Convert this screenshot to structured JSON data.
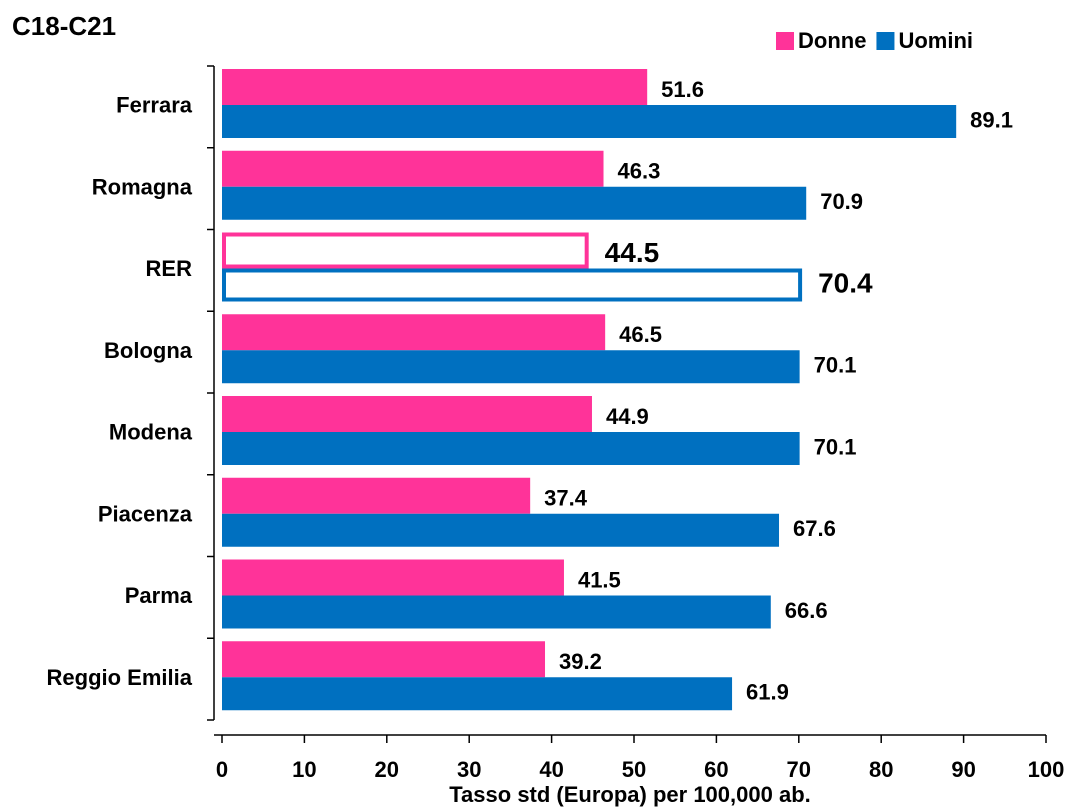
{
  "chart_data": {
    "type": "bar",
    "orientation": "horizontal",
    "title": "C18-C21",
    "x_label": "Tasso std (Europa) per 100,000 ab.",
    "categories": [
      "Ferrara",
      "Romagna",
      "RER",
      "Bologna",
      "Modena",
      "Piacenza",
      "Parma",
      "Reggio Emilia"
    ],
    "series": [
      {
        "name": "Donne",
        "color": "#ff3399",
        "values": [
          51.6,
          46.3,
          44.5,
          46.5,
          44.9,
          37.4,
          41.5,
          39.2
        ]
      },
      {
        "name": "Uomini",
        "color": "#0070c0",
        "values": [
          89.1,
          70.9,
          70.4,
          70.1,
          70.1,
          67.6,
          66.6,
          61.9
        ]
      }
    ],
    "highlight": "RER",
    "xlim": [
      0,
      100
    ],
    "xticks": [
      0,
      10,
      20,
      30,
      40,
      50,
      60,
      70,
      80,
      90,
      100
    ],
    "legend": "top-right"
  }
}
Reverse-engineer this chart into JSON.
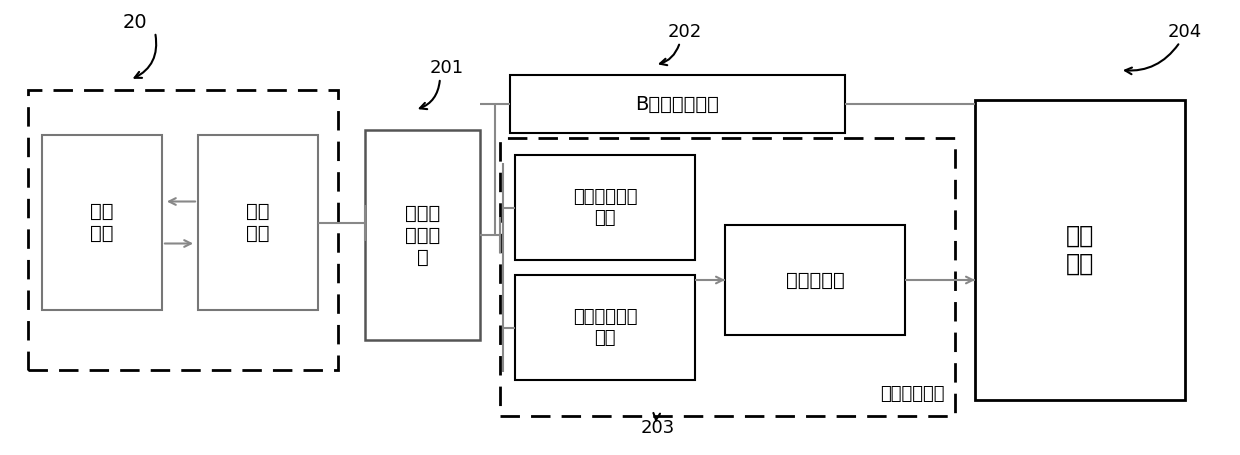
{
  "bg_color": "#ffffff",
  "line_color": "#000000",
  "gray_line": "#888888",
  "dark_gray_box": "#666666",
  "label_20": "20",
  "label_201": "201",
  "label_202": "202",
  "label_203": "203",
  "label_204": "204",
  "box_ultrasound": "超声\n探头",
  "box_transmit": "发射\n接收",
  "box_signal_pre": "信号预\n处理装\n置",
  "box_b_signal": "B信号处理装置",
  "box_elastic_detect": "弹性信息检测\n模块",
  "box_quality_param": "质量参数计算\n模块",
  "box_frame": "帧处理模块",
  "box_display": "显示\n装置",
  "label_elastic_device": "弹性处理装置",
  "font_size_main": 14,
  "font_size_label": 13,
  "font_size_num": 13
}
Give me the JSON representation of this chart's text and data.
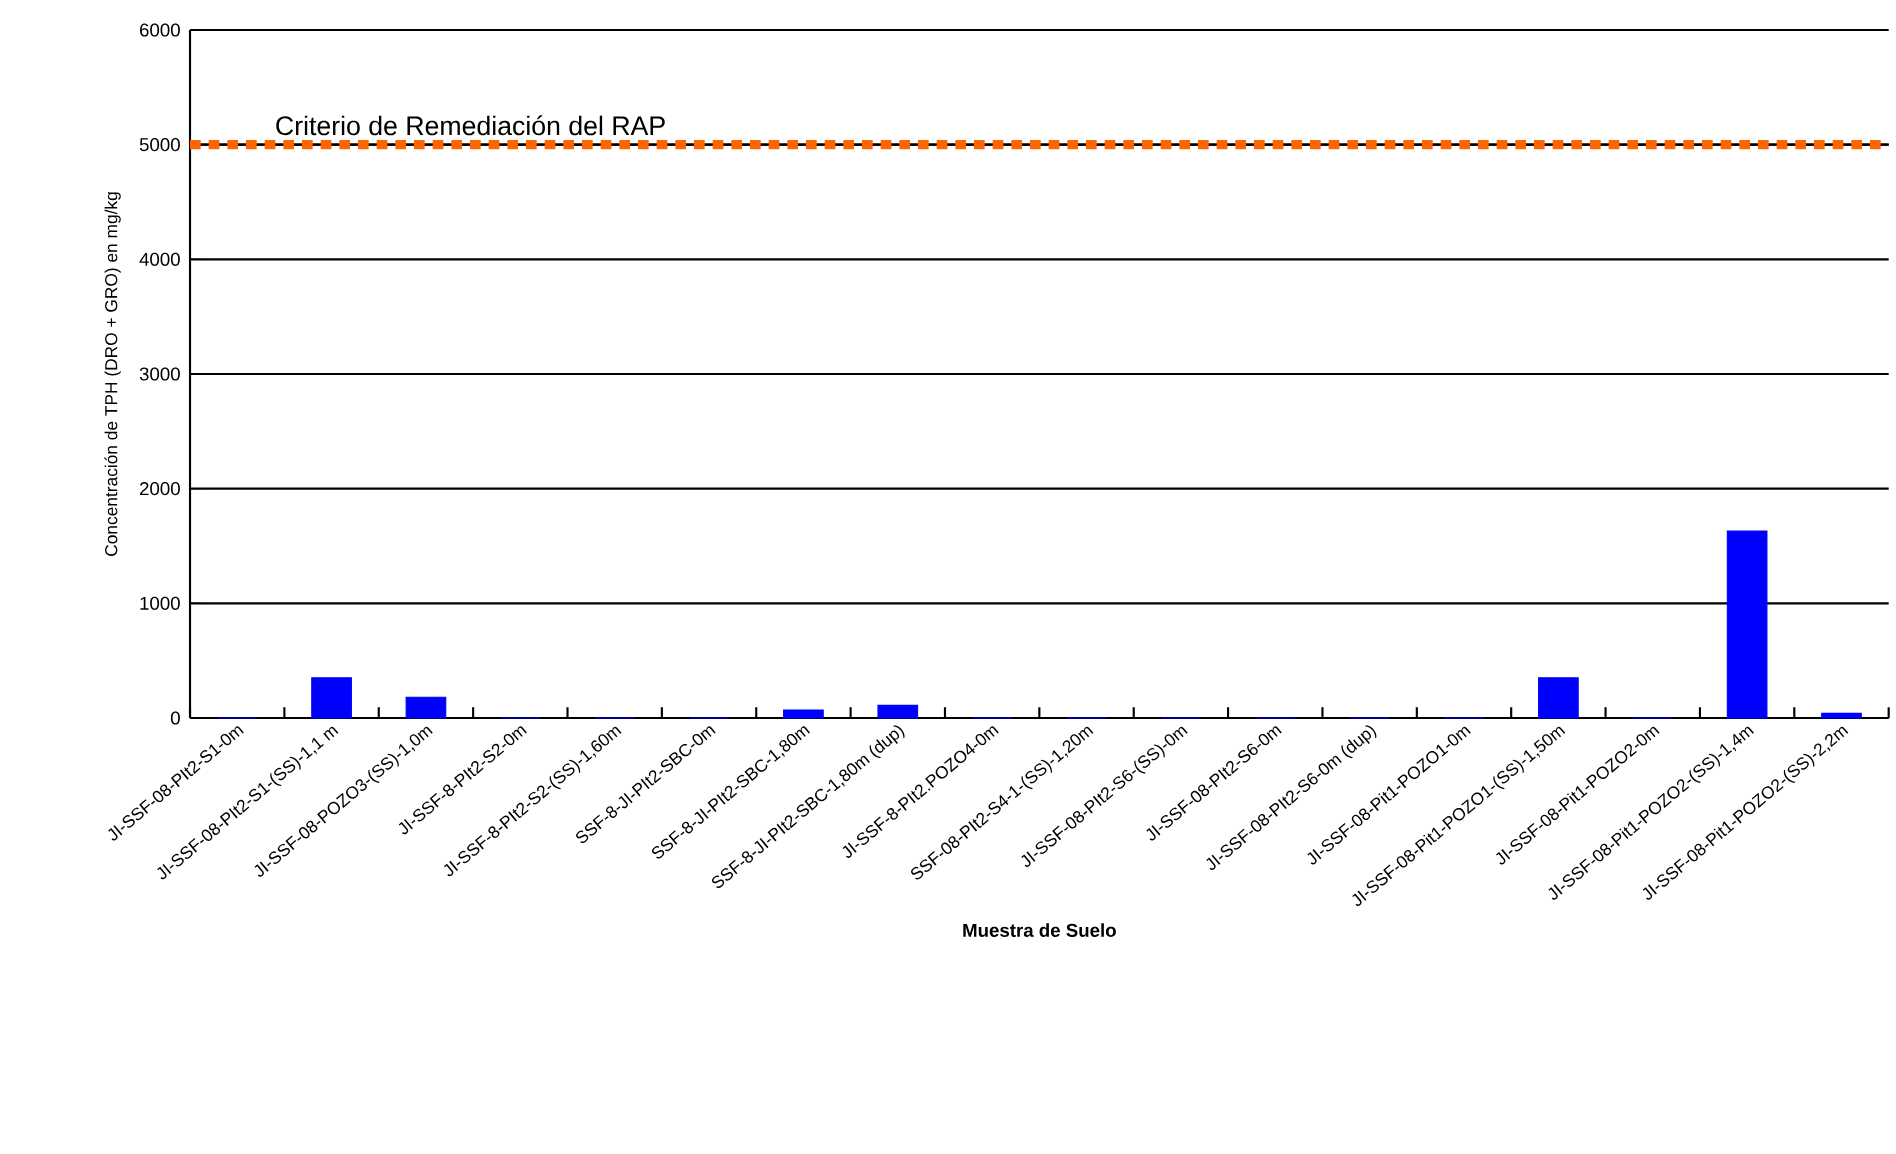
{
  "chart_data": {
    "type": "bar",
    "xlabel": "Muestra de Suelo",
    "ylabel": "Concentración de TPH (DRO + GRO) en mg/kg",
    "categories": [
      "JI-SSF-08-PIt2-S1-0m",
      "JI-SSF-08-PIt2-S1-(SS)-1,1 m",
      "JI-SSF-08-POZO3-(SS)-1,0m",
      "JI-SSF-8-PIt2-S2-0m",
      "JI-SSF-8-PIt2-S2-(SS)-1,60m",
      "SSF-8-JI-PIt2-SBC-0m",
      "SSF-8-JI-PIt2-SBC-1,80m",
      "SSF-8-JI-PIt2-SBC-1,80m (dup)",
      "JI-SSF-8-PIt2.POZO4-0m",
      "SSF-08-PIt2-S4-1-(SS)-1,20m",
      "JI-SSF-08-PIt2-S6-(SS)-0m",
      "JI-SSF-08-PIt2-S6-0m",
      "JI-SSF-08-PIt2-S6-0m (dup)",
      "JI-SSF-08-Pit1-POZO1-0m",
      "JI-SSF-08-Pit1-POZO1-(SS)-1,50m",
      "JI-SSF-08-Pit1-POZO2-0m",
      "JI-SSF-08-Pit1-POZO2-(SS)-1,4m",
      "JI-SSF-08-Pit1-POZO2-(SS)-2,2m"
    ],
    "values": [
      0,
      350,
      180,
      0,
      0,
      0,
      70,
      110,
      0,
      0,
      0,
      0,
      0,
      0,
      350,
      0,
      1630,
      40
    ],
    "color": "#0000ff",
    "ylim": [
      0,
      6000
    ],
    "yticks": [
      0,
      1000,
      2000,
      3000,
      4000,
      5000,
      6000
    ],
    "grid": "y",
    "ref_lines": [
      {
        "axis": "y",
        "value": 5000,
        "label": "Criterio de Remediación del RAP",
        "color": "#ff6600",
        "line_style": "dashed"
      }
    ]
  }
}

··········

▸ REQUIRED TASK: Set down the material above as is, without any pictures.

▸ EXERCISE SOLUTION:
Convert this screenshot to structured JSON data.
{
  "chart_data": {
    "type": "bar",
    "orientation": "horizontal",
    "title": "C18-C21",
    "x_label": "Tasso std (Europa) per 100,000 ab.",
    "categories": [
      "Ferrara",
      "Romagna",
      "RER",
      "Bologna",
      "Modena",
      "Piacenza",
      "Parma",
      "Reggio Emilia"
    ],
    "series": [
      {
        "name": "Donne",
        "color": "#ff3399",
        "values": [
          51.6,
          46.3,
          44.5,
          46.5,
          44.9,
          37.4,
          41.5,
          39.2
        ]
      },
      {
        "name": "Uomini",
        "color": "#0070c0",
        "values": [
          89.1,
          70.9,
          70.4,
          70.1,
          70.1,
          67.6,
          66.6,
          61.9
        ]
      }
    ],
    "highlight": "RER",
    "xlim": [
      0,
      100
    ],
    "xticks": [
      0,
      10,
      20,
      30,
      40,
      50,
      60,
      70,
      80,
      90,
      100
    ],
    "legend": "top-right"
  }
}
Reverse-engineer this chart into JSON.
{
  "bg_color": "#ffffff",
  "line_color": "#000000",
  "gray_line": "#888888",
  "dark_gray_box": "#666666",
  "label_20": "20",
  "label_201": "201",
  "label_202": "202",
  "label_203": "203",
  "label_204": "204",
  "box_ultrasound": "超声\n探头",
  "box_transmit": "发射\n接收",
  "box_signal_pre": "信号预\n处理装\n置",
  "box_b_signal": "B信号处理装置",
  "box_elastic_detect": "弹性信息检测\n模块",
  "box_quality_param": "质量参数计算\n模块",
  "box_frame": "帧处理模块",
  "box_display": "显示\n装置",
  "label_elastic_device": "弹性处理装置",
  "font_size_main": 14,
  "font_size_label": 13,
  "font_size_num": 13
}
Give me the JSON representation of this chart's text and data.
{
  "chart_data": {
    "type": "bar",
    "xlabel": "Muestra de Suelo",
    "ylabel": "Concentración de TPH (DRO + GRO) en mg/kg",
    "categories": [
      "JI-SSF-08-PIt2-S1-0m",
      "JI-SSF-08-PIt2-S1-(SS)-1,1 m",
      "JI-SSF-08-POZO3-(SS)-1,0m",
      "JI-SSF-8-PIt2-S2-0m",
      "JI-SSF-8-PIt2-S2-(SS)-1,60m",
      "SSF-8-JI-PIt2-SBC-0m",
      "SSF-8-JI-PIt2-SBC-1,80m",
      "SSF-8-JI-PIt2-SBC-1,80m (dup)",
      "JI-SSF-8-PIt2.POZO4-0m",
      "SSF-08-PIt2-S4-1-(SS)-1,20m",
      "JI-SSF-08-PIt2-S6-(SS)-0m",
      "JI-SSF-08-PIt2-S6-0m",
      "JI-SSF-08-PIt2-S6-0m (dup)",
      "JI-SSF-08-Pit1-POZO1-0m",
      "JI-SSF-08-Pit1-POZO1-(SS)-1,50m",
      "JI-SSF-08-Pit1-POZO2-0m",
      "JI-SSF-08-Pit1-POZO2-(SS)-1,4m",
      "JI-SSF-08-Pit1-POZO2-(SS)-2,2m"
    ],
    "values": [
      0,
      350,
      180,
      0,
      0,
      0,
      70,
      110,
      0,
      0,
      0,
      0,
      0,
      0,
      350,
      0,
      1630,
      40
    ],
    "color": "#0000ff",
    "ylim": [
      0,
      6000
    ],
    "yticks": [
      0,
      1000,
      2000,
      3000,
      4000,
      5000,
      6000
    ],
    "grid": "y",
    "ref_lines": [
      {
        "axis": "y",
        "value": 5000,
        "label": "Criterio de Remediación del RAP",
        "color": "#ff6600",
        "line_style": "dashed"
      }
    ]
  }
}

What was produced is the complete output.